Every entry below should be printed exactly, without its images.

Dataset extract:
^^^^
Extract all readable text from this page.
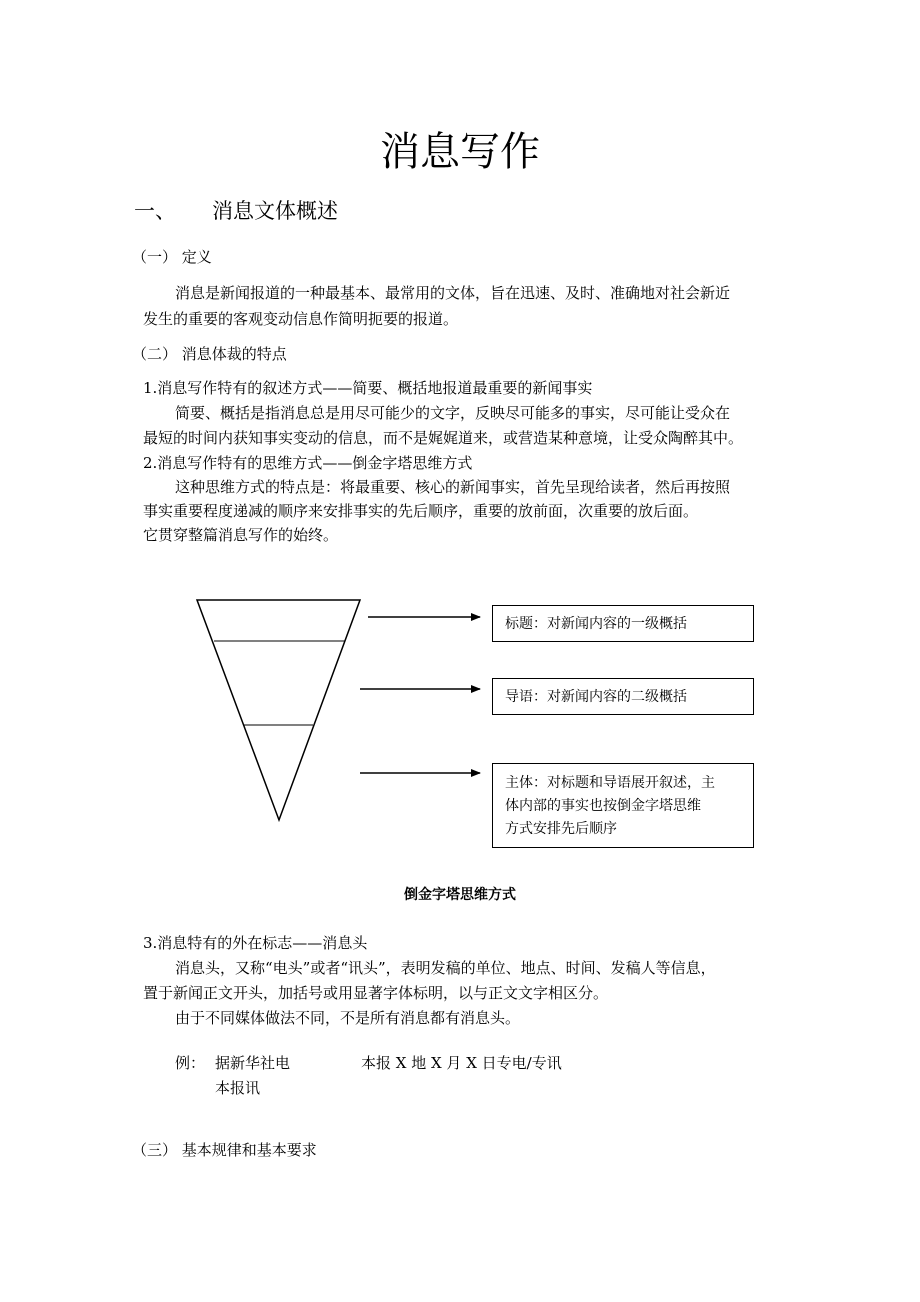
消息写作
一、 消息文体概述
（一） 定义
消息是新闻报道的一种最基本、最常用的文体，旨在迅速、及时、准确地对社会新近
发生的重要的客观变动信息作简明扼要的报道。
（二） 消息体裁的特点
1.消息写作特有的叙述方式——简要、概括地报道最重要的新闻事实
简要、概括是指消息总是用尽可能少的文字，反映尽可能多的事实，尽可能让受众在
最短的时间内获知事实变动的信息，而不是娓娓道来，或营造某种意境，让受众陶醉其中。
2.消息写作特有的思维方式——倒金字塔思维方式
这种思维方式的特点是：将最重要、核心的新闻事实，首先呈现给读者，然后再按照
事实重要程度递减的顺序来安排事实的先后顺序，重要的放前面，次重要的放后面。
它贯穿整篇消息写作的始终。
标题：对新闻内容的一级概括
导语：对新闻内容的二级概括
主体：对标题和导语展开叙述，主
体内部的事实也按倒金字塔思维
方式安排先后顺序
倒金字塔思维方式
3.消息特有的外在标志——消息头
消息头，又称“电头”或者“讯头”，表明发稿的单位、地点、时间、发稿人等信息，
置于新闻正文开头，加括号或用显著字体标明，以与正文文字相区分。
由于不同媒体做法不同，不是所有消息都有消息头。
例： 据新华社电	本报 X 地 X 月 X 日专电/专讯
本报讯
（三） 基本规律和基本要求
^^^^
The response:
Extract all readable text from this page.
消息写作
一、 消息文体概述
（一） 定义
消息是新闻报道的一种最基本、最常用的文体，旨在迅速、及时、准确地对社会新近
发生的重要的客观变动信息作简明扼要的报道。
（二） 消息体裁的特点
1.消息写作特有的叙述方式——简要、概括地报道最重要的新闻事实
简要、概括是指消息总是用尽可能少的文字，反映尽可能多的事实，尽可能让受众在
最短的时间内获知事实变动的信息，而不是娓娓道来，或营造某种意境，让受众陶醉其中。
2.消息写作特有的思维方式——倒金字塔思维方式
这种思维方式的特点是：将最重要、核心的新闻事实，首先呈现给读者，然后再按照
事实重要程度递减的顺序来安排事实的先后顺序，重要的放前面，次重要的放后面。
它贯穿整篇消息写作的始终。
标题：对新闻内容的一级概括
导语：对新闻内容的二级概括
主体：对标题和导语展开叙述，主
体内部的事实也按倒金字塔思维
方式安排先后顺序
倒金字塔思维方式
3.消息特有的外在标志——消息头
消息头，又称“电头”或者“讯头”，表明发稿的单位、地点、时间、发稿人等信息，
置于新闻正文开头，加括号或用显著字体标明，以与正文文字相区分。
由于不同媒体做法不同，不是所有消息都有消息头。
例： 据新华社电	本报 X 地 X 月 X 日专电/专讯
本报讯
（三） 基本规律和基本要求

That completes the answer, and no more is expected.